Prompt ▸ Of the lines in these entries, how many contain the string "琼中黎族苗族自治县"? Give the number and nothing else.

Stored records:
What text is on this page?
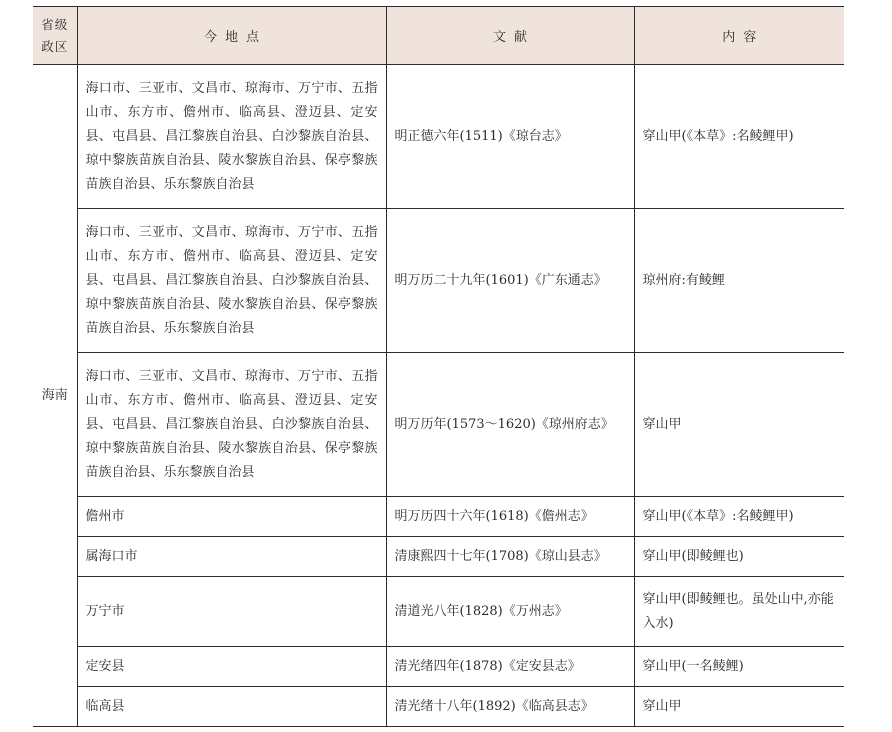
省级
政区	今地点	文献	内容
海南	海口市、三亚市、文昌市、琼海市、万宁市、五指山市、东方市、儋州市、临高县、澄迈县、定安县、屯昌县、昌江黎族自治县、白沙黎族自治县、琼中黎族苗族自治县、陵水黎族自治县、保亭黎族苗族自治县、乐东黎族自治县	明正德六年(1511)《琼台志》	穿山甲(《本草》:名鲮鲤甲)
	海口市、三亚市、文昌市、琼海市、万宁市、五指山市、东方市、儋州市、临高县、澄迈县、定安县、屯昌县、昌江黎族自治县、白沙黎族自治县、琼中黎族苗族自治县、陵水黎族自治县、保亭黎族苗族自治县、乐东黎族自治县	明万历二十九年(1601)《广东通志》	琼州府:有鲮鲤
	海口市、三亚市、文昌市、琼海市、万宁市、五指山市、东方市、儋州市、临高县、澄迈县、定安县、屯昌县、昌江黎族自治县、白沙黎族自治县、琼中黎族苗族自治县、陵水黎族自治县、保亭黎族苗族自治县、乐东黎族自治县	明万历年(1573～1620)《琼州府志》	穿山甲
	儋州市	明万历四十六年(1618)《儋州志》	穿山甲(《本草》:名鲮鲤甲)
	属海口市	清康熙四十七年(1708)《琼山县志》	穿山甲(即鲮鲤也)
	万宁市	清道光八年(1828)《万州志》	穿山甲(即鲮鲤也。虽处山中,亦能入水)
	定安县	清光绪四年(1878)《定安县志》	穿山甲(一名鲮鲤)
	临高县	清光绪十八年(1892)《临高县志》	穿山甲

Solution ▸ 3